____ SUPPLIED ENTRIES

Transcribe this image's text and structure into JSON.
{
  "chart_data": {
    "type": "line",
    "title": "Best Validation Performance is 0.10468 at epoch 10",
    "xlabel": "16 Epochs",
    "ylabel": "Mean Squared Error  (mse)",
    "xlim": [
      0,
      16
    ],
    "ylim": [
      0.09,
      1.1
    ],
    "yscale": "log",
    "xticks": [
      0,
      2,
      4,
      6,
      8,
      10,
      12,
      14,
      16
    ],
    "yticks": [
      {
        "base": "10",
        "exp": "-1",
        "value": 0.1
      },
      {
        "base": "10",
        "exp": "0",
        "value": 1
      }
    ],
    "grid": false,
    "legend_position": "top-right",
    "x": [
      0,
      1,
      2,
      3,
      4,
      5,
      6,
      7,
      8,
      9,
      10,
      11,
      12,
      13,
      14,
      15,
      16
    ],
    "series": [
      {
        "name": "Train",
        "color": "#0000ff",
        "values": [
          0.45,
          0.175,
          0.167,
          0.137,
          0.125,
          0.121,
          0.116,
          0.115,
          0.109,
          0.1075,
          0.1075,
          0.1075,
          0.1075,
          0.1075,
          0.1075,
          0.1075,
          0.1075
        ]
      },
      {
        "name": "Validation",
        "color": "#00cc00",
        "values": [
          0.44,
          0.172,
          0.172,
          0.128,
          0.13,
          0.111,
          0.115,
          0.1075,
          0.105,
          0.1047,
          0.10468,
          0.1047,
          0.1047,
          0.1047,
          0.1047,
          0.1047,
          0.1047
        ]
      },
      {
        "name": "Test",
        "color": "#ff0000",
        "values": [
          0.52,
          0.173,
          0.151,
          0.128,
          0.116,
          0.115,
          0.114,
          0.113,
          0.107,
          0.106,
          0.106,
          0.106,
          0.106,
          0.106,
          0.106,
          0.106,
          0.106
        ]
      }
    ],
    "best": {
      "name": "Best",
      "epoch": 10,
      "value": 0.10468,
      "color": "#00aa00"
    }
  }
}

________

Copy every line that contains the string "Validation".

* _EXERCISE SOLUTION_:
    "title": "Best Validation Performance is 0.10468 at epoch 10",
        "name": "Validation",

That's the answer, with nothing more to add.